***** Entries *****
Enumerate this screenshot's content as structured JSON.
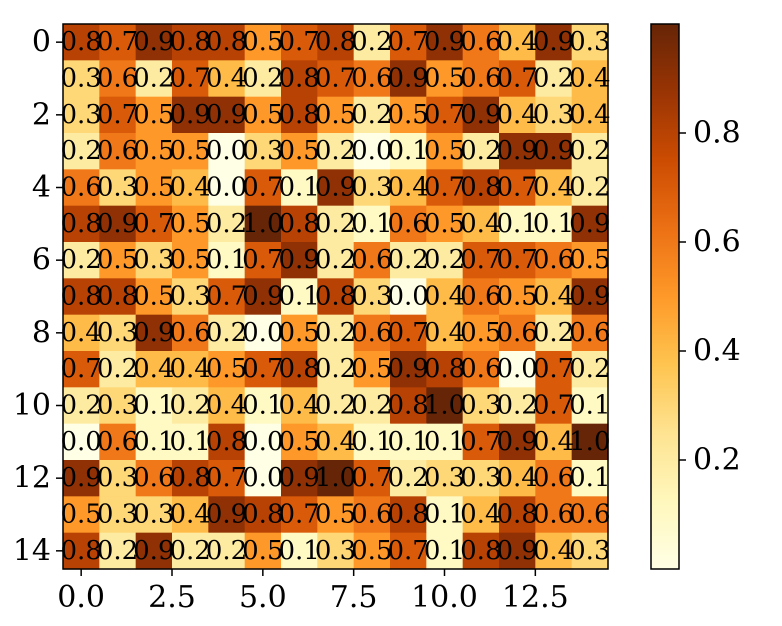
{
  "chart_data": {
    "type": "heatmap",
    "title": "",
    "xlabel": "",
    "ylabel": "",
    "colormap": "YlOrBr",
    "colormap_stops": [
      "#ffffe5",
      "#fff7bc",
      "#fee391",
      "#fec44f",
      "#fe9929",
      "#ec7014",
      "#cc4c02",
      "#993404",
      "#662506"
    ],
    "color_range": [
      0.0,
      1.0
    ],
    "x_range": [
      -0.5,
      14.5
    ],
    "y_range": [
      -0.5,
      14.5
    ],
    "x_ticks": [
      0.0,
      2.5,
      5.0,
      7.5,
      10.0,
      12.5
    ],
    "x_tick_labels": [
      "0.0",
      "2.5",
      "5.0",
      "7.5",
      "10.0",
      "12.5"
    ],
    "y_ticks": [
      0,
      2,
      4,
      6,
      8,
      10,
      12,
      14
    ],
    "y_tick_labels": [
      "0",
      "2",
      "4",
      "6",
      "8",
      "10",
      "12",
      "14"
    ],
    "colorbar_ticks": [
      0.2,
      0.4,
      0.6,
      0.8
    ],
    "colorbar_tick_labels": [
      "0.2",
      "0.4",
      "0.6",
      "0.8"
    ],
    "matrix": [
      [
        0.8,
        0.7,
        0.9,
        0.8,
        0.8,
        0.5,
        0.7,
        0.8,
        0.2,
        0.7,
        0.9,
        0.6,
        0.4,
        0.9,
        0.3
      ],
      [
        0.3,
        0.6,
        0.2,
        0.7,
        0.4,
        0.2,
        0.8,
        0.7,
        0.6,
        0.9,
        0.5,
        0.6,
        0.7,
        0.2,
        0.4
      ],
      [
        0.3,
        0.7,
        0.5,
        0.9,
        0.9,
        0.5,
        0.8,
        0.5,
        0.2,
        0.5,
        0.7,
        0.9,
        0.4,
        0.3,
        0.4
      ],
      [
        0.2,
        0.6,
        0.5,
        0.5,
        0.0,
        0.3,
        0.5,
        0.2,
        0.0,
        0.1,
        0.5,
        0.2,
        0.9,
        0.9,
        0.2
      ],
      [
        0.6,
        0.3,
        0.5,
        0.4,
        0.0,
        0.7,
        0.1,
        0.9,
        0.3,
        0.4,
        0.7,
        0.8,
        0.7,
        0.4,
        0.2
      ],
      [
        0.8,
        0.9,
        0.7,
        0.5,
        0.2,
        1.0,
        0.8,
        0.2,
        0.1,
        0.6,
        0.5,
        0.4,
        0.1,
        0.1,
        0.9
      ],
      [
        0.2,
        0.5,
        0.3,
        0.5,
        0.1,
        0.7,
        0.9,
        0.2,
        0.6,
        0.2,
        0.2,
        0.7,
        0.7,
        0.6,
        0.5
      ],
      [
        0.8,
        0.8,
        0.5,
        0.3,
        0.7,
        0.9,
        0.1,
        0.8,
        0.3,
        0.0,
        0.4,
        0.6,
        0.5,
        0.4,
        0.9
      ],
      [
        0.4,
        0.3,
        0.9,
        0.6,
        0.2,
        0.0,
        0.5,
        0.2,
        0.6,
        0.7,
        0.4,
        0.5,
        0.6,
        0.2,
        0.6
      ],
      [
        0.7,
        0.2,
        0.4,
        0.4,
        0.5,
        0.7,
        0.8,
        0.2,
        0.5,
        0.9,
        0.8,
        0.6,
        0.0,
        0.7,
        0.2
      ],
      [
        0.2,
        0.3,
        0.1,
        0.2,
        0.4,
        0.1,
        0.4,
        0.2,
        0.2,
        0.8,
        1.0,
        0.3,
        0.2,
        0.7,
        0.1
      ],
      [
        0.0,
        0.6,
        0.1,
        0.1,
        0.8,
        0.0,
        0.5,
        0.4,
        0.1,
        0.1,
        0.1,
        0.7,
        0.9,
        0.4,
        1.0
      ],
      [
        0.9,
        0.3,
        0.6,
        0.8,
        0.7,
        0.0,
        0.9,
        1.0,
        0.7,
        0.2,
        0.3,
        0.3,
        0.4,
        0.6,
        0.1
      ],
      [
        0.5,
        0.3,
        0.3,
        0.4,
        0.9,
        0.8,
        0.7,
        0.5,
        0.6,
        0.8,
        0.1,
        0.4,
        0.8,
        0.6,
        0.6
      ],
      [
        0.8,
        0.2,
        0.9,
        0.2,
        0.2,
        0.5,
        0.1,
        0.3,
        0.5,
        0.7,
        0.1,
        0.8,
        0.9,
        0.4,
        0.3
      ]
    ]
  }
}
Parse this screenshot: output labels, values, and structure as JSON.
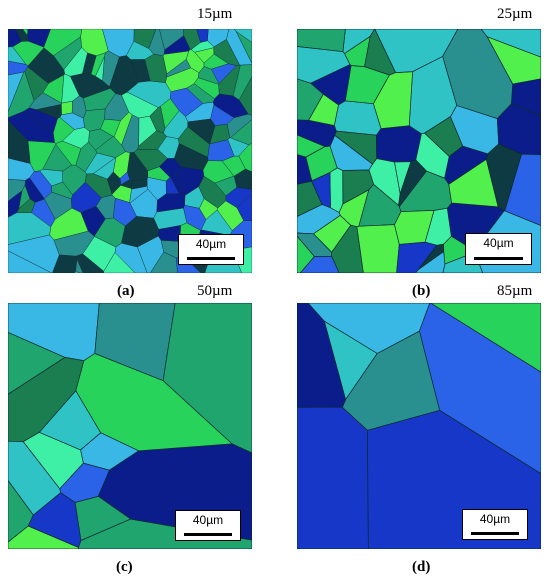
{
  "panels": [
    {
      "id": "a",
      "label": "(a)",
      "grain_size": "15µm",
      "scale_bar": "40µm"
    },
    {
      "id": "b",
      "label": "(b)",
      "grain_size": "25µm",
      "scale_bar": "40µm"
    },
    {
      "id": "c",
      "label": "(c)",
      "grain_size": "50µm",
      "scale_bar": "40µm"
    },
    {
      "id": "d",
      "label": "(d)",
      "grain_size": "85µm",
      "scale_bar": "40µm"
    }
  ],
  "palette": [
    "#0b1d8a",
    "#1737c8",
    "#2a63e8",
    "#1fa56d",
    "#27d35a",
    "#1a7e50",
    "#0e3b43",
    "#2fc3c6",
    "#3df0a6",
    "#39b7e5",
    "#52f04d",
    "#2a8f8f"
  ]
}
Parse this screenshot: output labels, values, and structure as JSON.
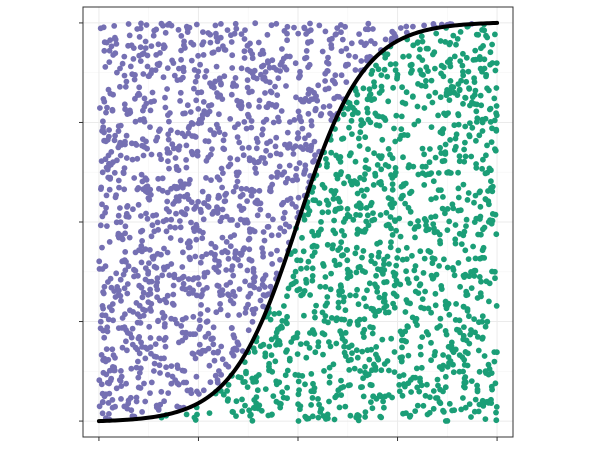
{
  "chart_data": {
    "type": "scatter",
    "title": "",
    "xlabel": "",
    "ylabel": "",
    "xlim": [
      -0.04,
      1.04
    ],
    "ylim": [
      -0.04,
      1.04
    ],
    "x_ticks": [
      0,
      0.25,
      0.5,
      0.75,
      1
    ],
    "y_ticks": [
      0,
      0.25,
      0.5,
      0.75,
      1
    ],
    "tick_labels_shown": false,
    "grid": true,
    "legend": "none",
    "curve": {
      "type": "logistic",
      "midpoint": 0.5,
      "steepness": 12,
      "color": "#000000"
    },
    "point_count": 2600,
    "series": [
      {
        "name": "",
        "region": "above-curve",
        "color": "#7570b3"
      },
      {
        "name": "",
        "region": "below-curve",
        "color": "#1b9e77"
      }
    ],
    "colors": {
      "panel_border": "#333333",
      "grid_major": "#ebebeb",
      "grid_minor": "#f5f5f5",
      "background": "#ffffff"
    }
  }
}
*****
• [Stated problem]:
All the lines above are to be given again exactly as they read, with the pictures removed.

• [Task solution]:
Enumerate this screenshot's content as structured JSON.
{
  "chart_data": {
    "type": "heatmap",
    "title": "",
    "xlabel": "",
    "ylabel": "",
    "colormap": "YlOrBr",
    "colormap_stops": [
      "#ffffe5",
      "#fff7bc",
      "#fee391",
      "#fec44f",
      "#fe9929",
      "#ec7014",
      "#cc4c02",
      "#993404",
      "#662506"
    ],
    "color_range": [
      0.0,
      1.0
    ],
    "x_range": [
      -0.5,
      14.5
    ],
    "y_range": [
      -0.5,
      14.5
    ],
    "x_ticks": [
      0.0,
      2.5,
      5.0,
      7.5,
      10.0,
      12.5
    ],
    "x_tick_labels": [
      "0.0",
      "2.5",
      "5.0",
      "7.5",
      "10.0",
      "12.5"
    ],
    "y_ticks": [
      0,
      2,
      4,
      6,
      8,
      10,
      12,
      14
    ],
    "y_tick_labels": [
      "0",
      "2",
      "4",
      "6",
      "8",
      "10",
      "12",
      "14"
    ],
    "colorbar_ticks": [
      0.2,
      0.4,
      0.6,
      0.8
    ],
    "colorbar_tick_labels": [
      "0.2",
      "0.4",
      "0.6",
      "0.8"
    ],
    "matrix": [
      [
        0.8,
        0.7,
        0.9,
        0.8,
        0.8,
        0.5,
        0.7,
        0.8,
        0.2,
        0.7,
        0.9,
        0.6,
        0.4,
        0.9,
        0.3
      ],
      [
        0.3,
        0.6,
        0.2,
        0.7,
        0.4,
        0.2,
        0.8,
        0.7,
        0.6,
        0.9,
        0.5,
        0.6,
        0.7,
        0.2,
        0.4
      ],
      [
        0.3,
        0.7,
        0.5,
        0.9,
        0.9,
        0.5,
        0.8,
        0.5,
        0.2,
        0.5,
        0.7,
        0.9,
        0.4,
        0.3,
        0.4
      ],
      [
        0.2,
        0.6,
        0.5,
        0.5,
        0.0,
        0.3,
        0.5,
        0.2,
        0.0,
        0.1,
        0.5,
        0.2,
        0.9,
        0.9,
        0.2
      ],
      [
        0.6,
        0.3,
        0.5,
        0.4,
        0.0,
        0.7,
        0.1,
        0.9,
        0.3,
        0.4,
        0.7,
        0.8,
        0.7,
        0.4,
        0.2
      ],
      [
        0.8,
        0.9,
        0.7,
        0.5,
        0.2,
        1.0,
        0.8,
        0.2,
        0.1,
        0.6,
        0.5,
        0.4,
        0.1,
        0.1,
        0.9
      ],
      [
        0.2,
        0.5,
        0.3,
        0.5,
        0.1,
        0.7,
        0.9,
        0.2,
        0.6,
        0.2,
        0.2,
        0.7,
        0.7,
        0.6,
        0.5
      ],
      [
        0.8,
        0.8,
        0.5,
        0.3,
        0.7,
        0.9,
        0.1,
        0.8,
        0.3,
        0.0,
        0.4,
        0.6,
        0.5,
        0.4,
        0.9
      ],
      [
        0.4,
        0.3,
        0.9,
        0.6,
        0.2,
        0.0,
        0.5,
        0.2,
        0.6,
        0.7,
        0.4,
        0.5,
        0.6,
        0.2,
        0.6
      ],
      [
        0.7,
        0.2,
        0.4,
        0.4,
        0.5,
        0.7,
        0.8,
        0.2,
        0.5,
        0.9,
        0.8,
        0.6,
        0.0,
        0.7,
        0.2
      ],
      [
        0.2,
        0.3,
        0.1,
        0.2,
        0.4,
        0.1,
        0.4,
        0.2,
        0.2,
        0.8,
        1.0,
        0.3,
        0.2,
        0.7,
        0.1
      ],
      [
        0.0,
        0.6,
        0.1,
        0.1,
        0.8,
        0.0,
        0.5,
        0.4,
        0.1,
        0.1,
        0.1,
        0.7,
        0.9,
        0.4,
        1.0
      ],
      [
        0.9,
        0.3,
        0.6,
        0.8,
        0.7,
        0.0,
        0.9,
        1.0,
        0.7,
        0.2,
        0.3,
        0.3,
        0.4,
        0.6,
        0.1
      ],
      [
        0.5,
        0.3,
        0.3,
        0.4,
        0.9,
        0.8,
        0.7,
        0.5,
        0.6,
        0.8,
        0.1,
        0.4,
        0.8,
        0.6,
        0.6
      ],
      [
        0.8,
        0.2,
        0.9,
        0.2,
        0.2,
        0.5,
        0.1,
        0.3,
        0.5,
        0.7,
        0.1,
        0.8,
        0.9,
        0.4,
        0.3
      ]
    ]
  }
}
Parse this screenshot: output labels, values, and structure as JSON.
{
  "panels": [
    {
      "id": "a",
      "label": "(a)",
      "grain_size": "15µm",
      "scale_bar": "40µm"
    },
    {
      "id": "b",
      "label": "(b)",
      "grain_size": "25µm",
      "scale_bar": "40µm"
    },
    {
      "id": "c",
      "label": "(c)",
      "grain_size": "50µm",
      "scale_bar": "40µm"
    },
    {
      "id": "d",
      "label": "(d)",
      "grain_size": "85µm",
      "scale_bar": "40µm"
    }
  ],
  "palette": [
    "#0b1d8a",
    "#1737c8",
    "#2a63e8",
    "#1fa56d",
    "#27d35a",
    "#1a7e50",
    "#0e3b43",
    "#2fc3c6",
    "#3df0a6",
    "#39b7e5",
    "#52f04d",
    "#2a8f8f"
  ]
}
Parse this screenshot: output labels, values, and structure as JSON.
{
  "chart_data": {
    "type": "scatter",
    "title": "",
    "xlabel": "",
    "ylabel": "",
    "xlim": [
      -0.04,
      1.04
    ],
    "ylim": [
      -0.04,
      1.04
    ],
    "x_ticks": [
      0,
      0.25,
      0.5,
      0.75,
      1
    ],
    "y_ticks": [
      0,
      0.25,
      0.5,
      0.75,
      1
    ],
    "tick_labels_shown": false,
    "grid": true,
    "legend": "none",
    "curve": {
      "type": "logistic",
      "midpoint": 0.5,
      "steepness": 12,
      "color": "#000000"
    },
    "point_count": 2600,
    "series": [
      {
        "name": "",
        "region": "above-curve",
        "color": "#7570b3"
      },
      {
        "name": "",
        "region": "below-curve",
        "color": "#1b9e77"
      }
    ],
    "colors": {
      "panel_border": "#333333",
      "grid_major": "#ebebeb",
      "grid_minor": "#f5f5f5",
      "background": "#ffffff"
    }
  }
}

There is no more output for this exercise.